── Listed records ──

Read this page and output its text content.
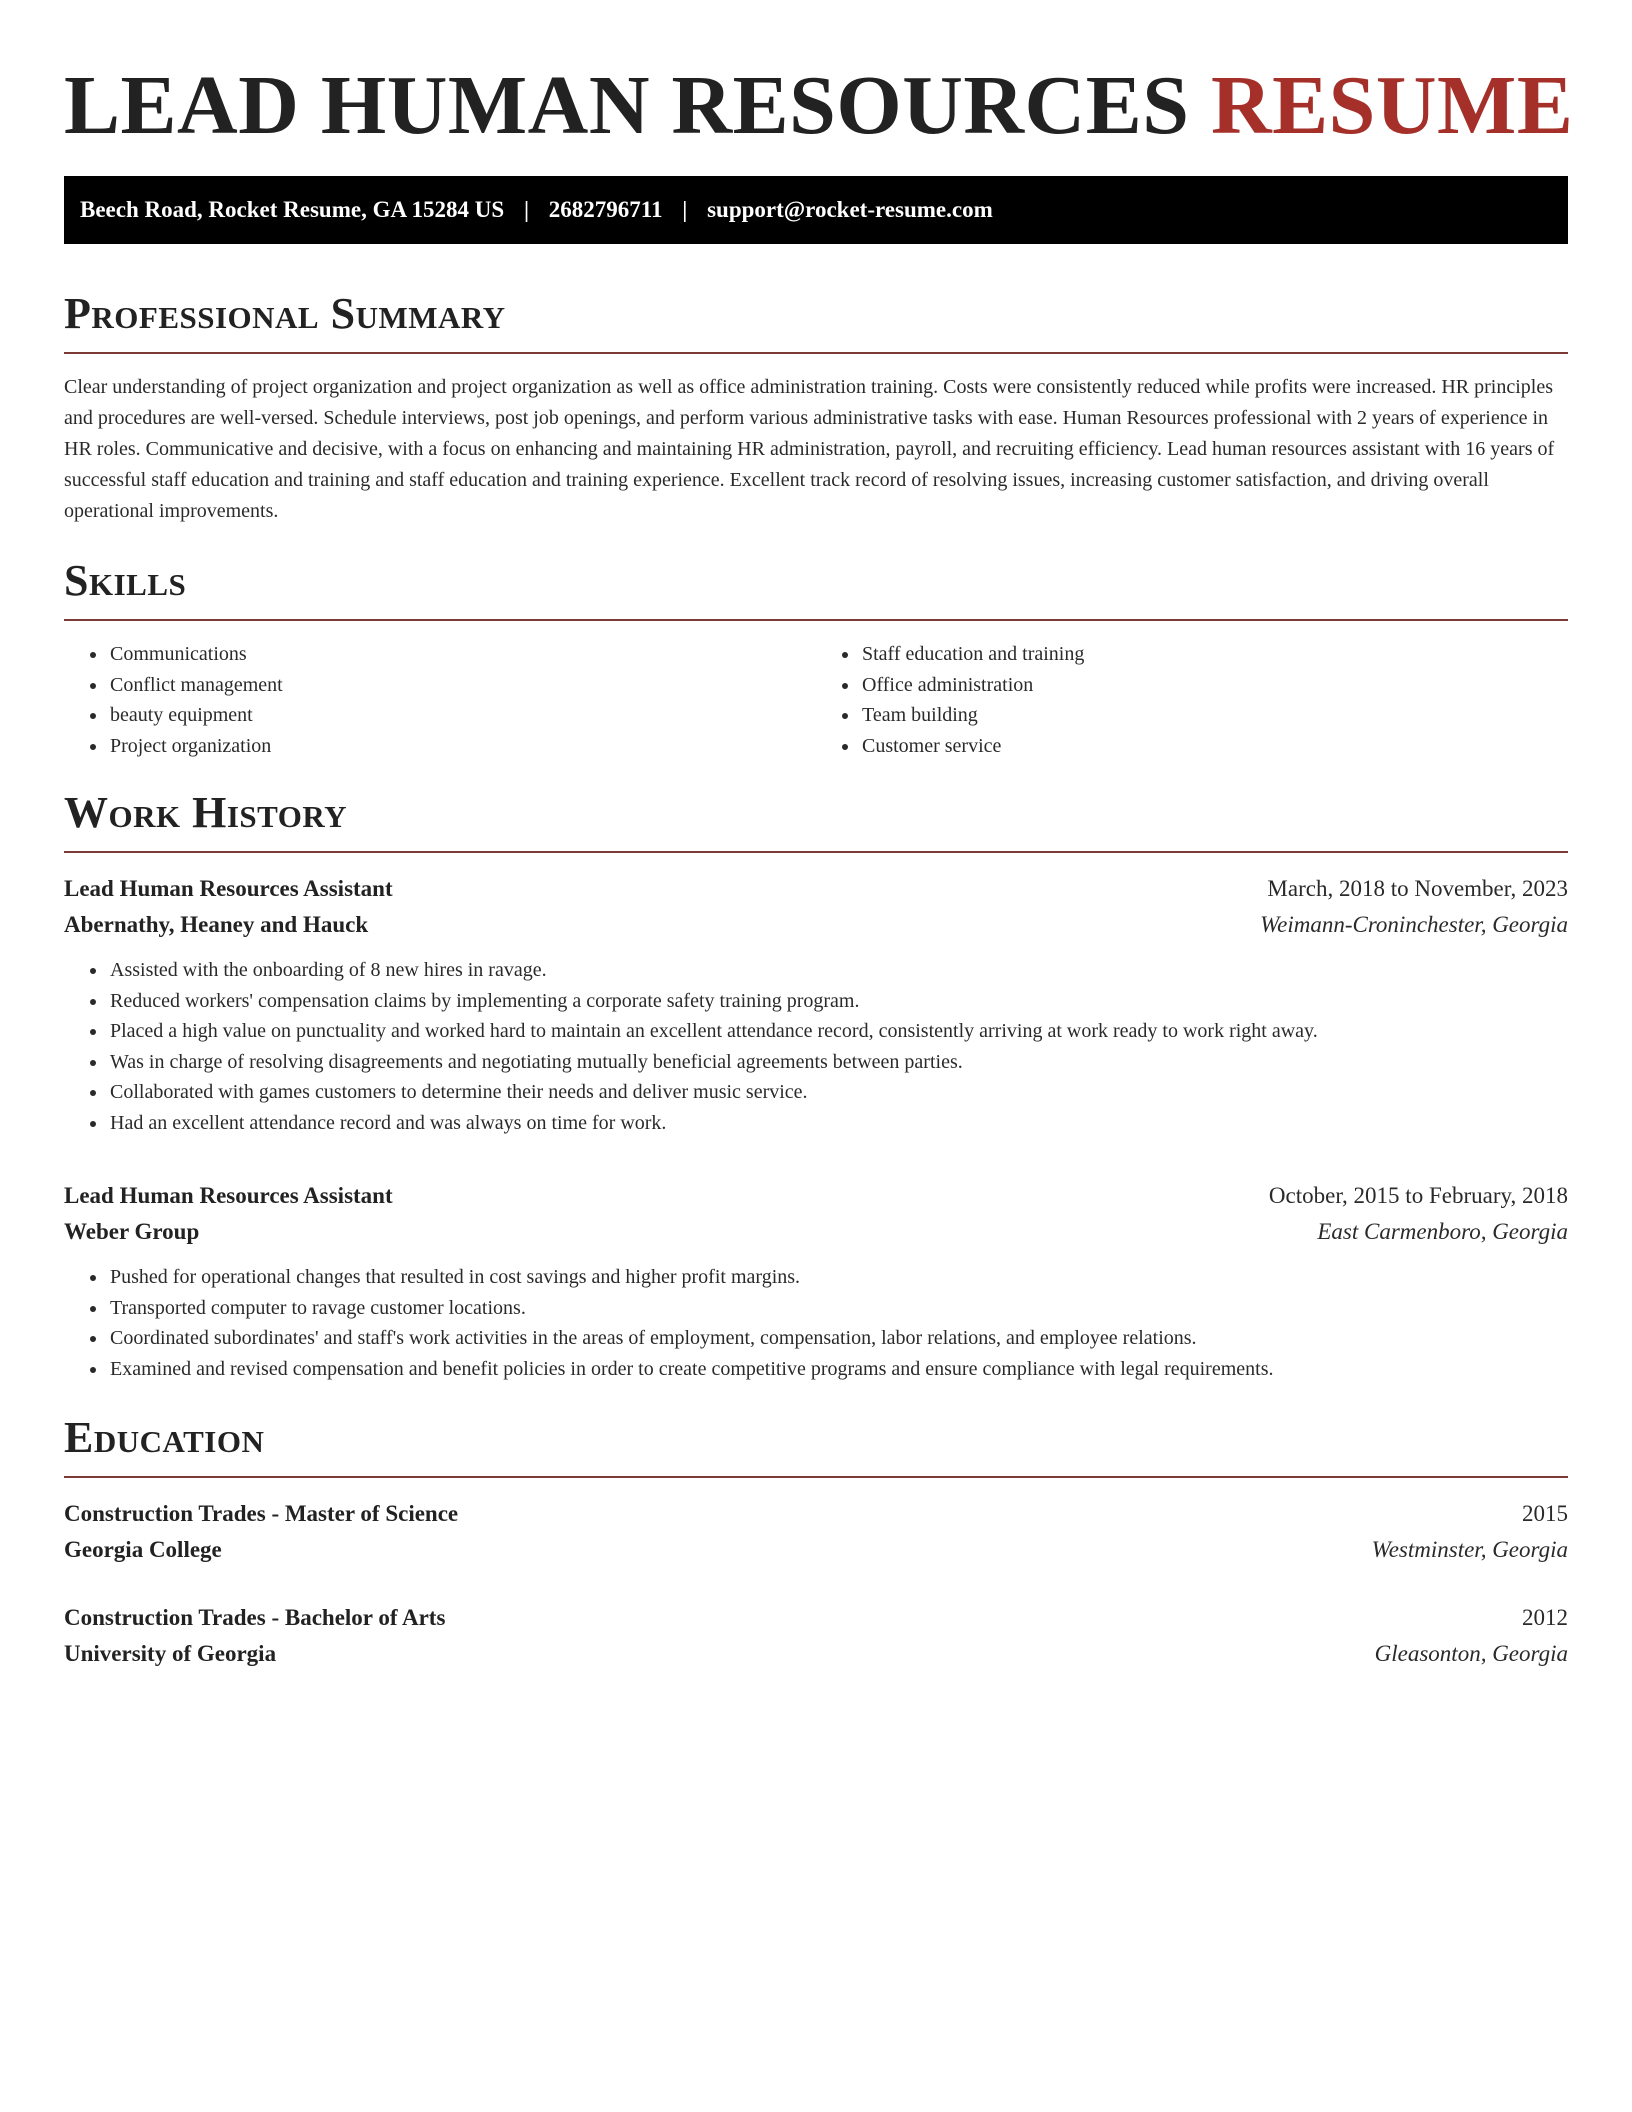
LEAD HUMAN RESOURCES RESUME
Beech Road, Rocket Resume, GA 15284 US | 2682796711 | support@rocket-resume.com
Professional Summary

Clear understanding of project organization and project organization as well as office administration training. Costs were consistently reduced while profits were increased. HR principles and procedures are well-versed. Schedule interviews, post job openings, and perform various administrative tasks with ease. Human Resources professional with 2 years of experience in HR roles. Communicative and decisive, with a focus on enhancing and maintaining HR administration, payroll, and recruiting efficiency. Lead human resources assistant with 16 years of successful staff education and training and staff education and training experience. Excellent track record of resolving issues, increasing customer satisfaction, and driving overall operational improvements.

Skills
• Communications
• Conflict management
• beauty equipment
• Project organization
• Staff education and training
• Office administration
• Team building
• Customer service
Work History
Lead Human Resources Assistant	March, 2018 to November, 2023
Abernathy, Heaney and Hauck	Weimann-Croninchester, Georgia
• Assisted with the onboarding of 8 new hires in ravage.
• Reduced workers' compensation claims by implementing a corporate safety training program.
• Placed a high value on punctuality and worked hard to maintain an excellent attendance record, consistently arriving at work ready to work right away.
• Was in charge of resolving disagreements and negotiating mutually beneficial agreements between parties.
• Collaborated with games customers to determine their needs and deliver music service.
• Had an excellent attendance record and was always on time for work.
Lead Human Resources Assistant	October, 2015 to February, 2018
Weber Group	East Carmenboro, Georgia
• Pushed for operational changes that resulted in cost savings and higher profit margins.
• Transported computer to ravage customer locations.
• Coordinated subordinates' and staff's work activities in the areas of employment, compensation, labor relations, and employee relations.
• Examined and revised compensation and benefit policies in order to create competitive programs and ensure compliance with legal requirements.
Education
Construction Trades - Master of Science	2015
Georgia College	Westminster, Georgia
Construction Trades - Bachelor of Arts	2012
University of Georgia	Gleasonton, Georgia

───

Exercise brief:
What is the number of lines in the data that hold the word "resolving"? Reply with that number and nothing else.

Task output:
2